- [What the exercise asks] Exact copies of all the lines below are required, with the pictures omitted.

»»

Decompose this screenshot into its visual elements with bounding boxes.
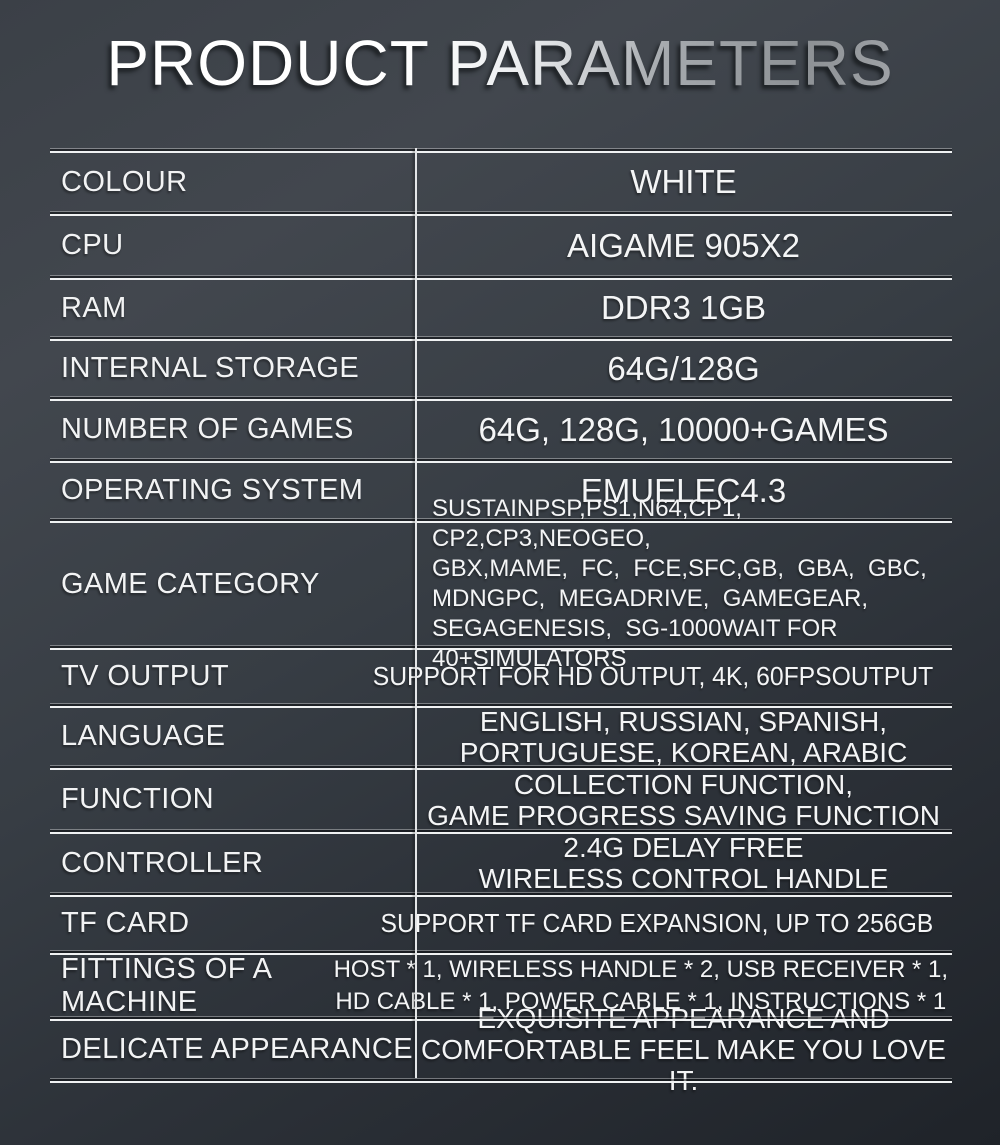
page-title: PRODUCT PARAMETERS: [0, 26, 1000, 100]
table-row-language: LANGUAGE ENGLISH, RUSSIAN, SPANISH, PORT…: [50, 705, 952, 768]
table-row-tf-card: TF CARD SUPPORT TF CARD EXPANSION, UP TO…: [50, 897, 952, 950]
table-row-tv-output: TV OUTPUT SUPPORT FOR HD OUTPUT, 4K, 60F…: [50, 650, 952, 703]
column-divider-line: [415, 148, 417, 1078]
row-label: TV OUTPUT: [61, 660, 229, 692]
row-divider: [50, 645, 952, 650]
row-label: OPERATING SYSTEM: [61, 474, 364, 506]
row-label: NUMBER OF GAMES: [61, 413, 354, 445]
row-value-line: SEGAGENESIS, SG-1000WAIT FOR 40+SIMULATO…: [432, 615, 845, 672]
row-divider: [50, 950, 952, 955]
table-row-cpu: CPU AIGAME 905X2: [50, 216, 952, 275]
row-label: COLOUR: [61, 165, 188, 198]
row-value: SUPPORT TF CARD EXPANSION, UP TO 256GB: [380, 908, 934, 938]
table-border-top: [50, 148, 952, 153]
row-divider: [50, 458, 952, 463]
row-value: WHITE: [630, 163, 737, 200]
row-value-line: HD CABLE * 1, POWER CABLE * 1, INSTRUCTI…: [335, 987, 947, 1015]
row-value: SUPPORT FOR HD OUTPUT, 4K, 60FPSOUTPUT: [372, 661, 934, 691]
row-label: LANGUAGE: [61, 720, 226, 752]
row-label: GAME CATEGORY: [61, 567, 320, 600]
row-divider: [50, 829, 952, 834]
row-divider: [50, 396, 952, 401]
table-row-controller: CONTROLLER 2.4G DELAY FREE WIRELESS CONT…: [50, 832, 952, 894]
row-value-line: PORTUGUESE, KOREAN, ARABIC: [459, 736, 908, 768]
row-divider: [50, 765, 952, 770]
row-divider: [50, 1016, 952, 1021]
row-value-line: WIRELESS CONTROL HANDLE: [478, 863, 889, 894]
row-value-line: MDNGPC, MEGADRIVE, GAMEGEAR,: [432, 585, 869, 612]
table-row-number-of-games: NUMBER OF GAMES 64G, 128G, 10000+GAMES: [50, 401, 952, 458]
product-parameters-table: COLOUR WHITE CPU AIGAME 905X2 RAM DDR3 1…: [50, 148, 952, 1096]
table-row-internal-storage: INTERNAL STORAGE 64G/128G: [50, 341, 952, 396]
row-value-line: GBX,MAME, FC, FCE,SFC,GB, GBA, GBC,: [432, 555, 927, 582]
row-label: DELICATE APPEARANCE: [61, 1033, 413, 1065]
table-row-operating-system: OPERATING SYSTEM EMUELEC4.3: [50, 463, 952, 518]
row-value-line: 2.4G DELAY FREE: [563, 832, 804, 863]
row-value-line: COLLECTION FUNCTION,: [513, 768, 854, 800]
table-row-colour: COLOUR WHITE: [50, 153, 952, 211]
row-value-line: SUSTAINPSP,PS1,N64,CP1, CP2,CP3,NEOGEO,: [432, 495, 756, 552]
row-label: RAM: [61, 291, 127, 324]
row-label: CONTROLLER: [61, 846, 264, 879]
table-row-ram: RAM DDR3 1GB: [50, 280, 952, 336]
row-divider: [50, 336, 952, 341]
row-value: 64G/128G: [607, 349, 760, 387]
row-value-line: HOST * 1, WIRELESS HANDLE * 2, USB RECEI…: [333, 955, 948, 983]
row-value: EMUELEC4.3: [580, 471, 787, 509]
row-divider: [50, 518, 952, 523]
row-label: TF CARD: [61, 907, 190, 939]
row-divider: [50, 703, 952, 708]
row-value: 64G, 128G, 10000+GAMES: [478, 410, 889, 448]
row-divider: [50, 892, 952, 897]
row-divider: [50, 211, 952, 216]
table-row-delicate-appearance: DELICATE APPEARANCE EXQUISITE APPEARANCE…: [50, 1003, 952, 1096]
table-row-function: FUNCTION COLLECTION FUNCTION, GAME PROGR…: [50, 768, 952, 831]
table-row-fittings-of-a-machine: FITTINGS OF A MACHINE HOST * 1, WIRELESS…: [50, 952, 952, 1018]
row-label: FUNCTION: [61, 783, 215, 815]
table-row-game-category: GAME CATEGORY SUSTAINPSP,PS1,N64,CP1, CP…: [50, 495, 952, 672]
row-value-line: GAME PROGRESS SAVING FUNCTION: [427, 799, 940, 831]
row-value: AIGAME 905X2: [567, 226, 800, 264]
row-label: INTERNAL STORAGE: [61, 352, 360, 384]
row-label: FITTINGS OF A MACHINE: [61, 952, 271, 1018]
row-label: CPU: [61, 229, 124, 261]
table-border-bottom: [50, 1078, 952, 1083]
row-value-line: COMFORTABLE FEEL MAKE YOU LOVE IT.: [421, 1034, 946, 1096]
row-divider: [50, 275, 952, 280]
row-value: DDR3 1GB: [600, 289, 767, 326]
row-value-line: ENGLISH, RUSSIAN, SPANISH,: [479, 705, 888, 737]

««

- [Output of the exercise]
Decompose this screenshot into its visual elements with bounding boxes.
page-title: PRODUCT PARAMETERS: [0, 26, 1000, 100]
table-row-language: LANGUAGE ENGLISH, RUSSIAN, SPANISH, PORT…: [50, 705, 952, 768]
table-row-tf-card: TF CARD SUPPORT TF CARD EXPANSION, UP TO…: [50, 897, 952, 950]
table-row-tv-output: TV OUTPUT SUPPORT FOR HD OUTPUT, 4K, 60F…: [50, 650, 952, 703]
column-divider-line: [415, 148, 417, 1078]
row-label: TV OUTPUT: [61, 660, 229, 692]
row-divider: [50, 645, 952, 650]
row-label: OPERATING SYSTEM: [61, 474, 364, 506]
row-label: NUMBER OF GAMES: [61, 413, 354, 445]
row-value-line: SEGAGENESIS, SG-1000WAIT FOR 40+SIMULATO…: [432, 615, 845, 672]
row-divider: [50, 950, 952, 955]
table-row-cpu: CPU AIGAME 905X2: [50, 216, 952, 275]
row-label: COLOUR: [61, 165, 188, 198]
row-value: SUPPORT TF CARD EXPANSION, UP TO 256GB: [380, 908, 934, 938]
table-border-top: [50, 148, 952, 153]
row-divider: [50, 458, 952, 463]
row-value: WHITE: [630, 163, 737, 200]
row-value-line: HD CABLE * 1, POWER CABLE * 1, INSTRUCTI…: [335, 987, 947, 1015]
row-value: SUPPORT FOR HD OUTPUT, 4K, 60FPSOUTPUT: [372, 661, 934, 691]
row-label: LANGUAGE: [61, 720, 226, 752]
row-label: GAME CATEGORY: [61, 567, 320, 600]
row-divider: [50, 829, 952, 834]
row-divider: [50, 396, 952, 401]
table-row-controller: CONTROLLER 2.4G DELAY FREE WIRELESS CONT…: [50, 832, 952, 894]
row-value-line: PORTUGUESE, KOREAN, ARABIC: [459, 736, 908, 768]
row-divider: [50, 765, 952, 770]
row-divider: [50, 1016, 952, 1021]
row-value-line: WIRELESS CONTROL HANDLE: [478, 863, 889, 894]
row-value-line: MDNGPC, MEGADRIVE, GAMEGEAR,: [432, 585, 869, 612]
table-row-number-of-games: NUMBER OF GAMES 64G, 128G, 10000+GAMES: [50, 401, 952, 458]
product-parameters-table: COLOUR WHITE CPU AIGAME 905X2 RAM DDR3 1…: [50, 148, 952, 1096]
table-row-internal-storage: INTERNAL STORAGE 64G/128G: [50, 341, 952, 396]
row-value-line: GBX,MAME, FC, FCE,SFC,GB, GBA, GBC,: [432, 555, 927, 582]
row-label: DELICATE APPEARANCE: [61, 1033, 413, 1065]
table-row-operating-system: OPERATING SYSTEM EMUELEC4.3: [50, 463, 952, 518]
row-value-line: 2.4G DELAY FREE: [563, 832, 804, 863]
row-value-line: COLLECTION FUNCTION,: [513, 768, 854, 800]
table-row-colour: COLOUR WHITE: [50, 153, 952, 211]
row-value-line: SUSTAINPSP,PS1,N64,CP1, CP2,CP3,NEOGEO,: [432, 495, 756, 552]
row-label: RAM: [61, 291, 127, 324]
row-label: CONTROLLER: [61, 846, 264, 879]
table-row-ram: RAM DDR3 1GB: [50, 280, 952, 336]
row-divider: [50, 336, 952, 341]
row-value: 64G/128G: [607, 349, 760, 387]
row-value-line: HOST * 1, WIRELESS HANDLE * 2, USB RECEI…: [333, 955, 948, 983]
row-value: EMUELEC4.3: [580, 471, 787, 509]
row-divider: [50, 518, 952, 523]
row-label: TF CARD: [61, 907, 190, 939]
row-divider: [50, 703, 952, 708]
row-value: 64G, 128G, 10000+GAMES: [478, 410, 889, 448]
row-divider: [50, 892, 952, 897]
row-divider: [50, 211, 952, 216]
table-row-delicate-appearance: DELICATE APPEARANCE EXQUISITE APPEARANCE…: [50, 1003, 952, 1096]
table-row-function: FUNCTION COLLECTION FUNCTION, GAME PROGR…: [50, 768, 952, 831]
table-row-fittings-of-a-machine: FITTINGS OF A MACHINE HOST * 1, WIRELESS…: [50, 952, 952, 1018]
row-label: FUNCTION: [61, 783, 215, 815]
table-row-game-category: GAME CATEGORY SUSTAINPSP,PS1,N64,CP1, CP…: [50, 495, 952, 672]
row-value-line: GAME PROGRESS SAVING FUNCTION: [427, 799, 940, 831]
row-value: AIGAME 905X2: [567, 226, 800, 264]
row-label: INTERNAL STORAGE: [61, 352, 360, 384]
row-label: FITTINGS OF A MACHINE: [61, 952, 271, 1018]
row-label: CPU: [61, 229, 124, 261]
table-border-bottom: [50, 1078, 952, 1083]
row-value-line: COMFORTABLE FEEL MAKE YOU LOVE IT.: [421, 1034, 946, 1096]
row-divider: [50, 275, 952, 280]
row-value: DDR3 1GB: [600, 289, 767, 326]
row-value-line: ENGLISH, RUSSIAN, SPANISH,: [479, 705, 888, 737]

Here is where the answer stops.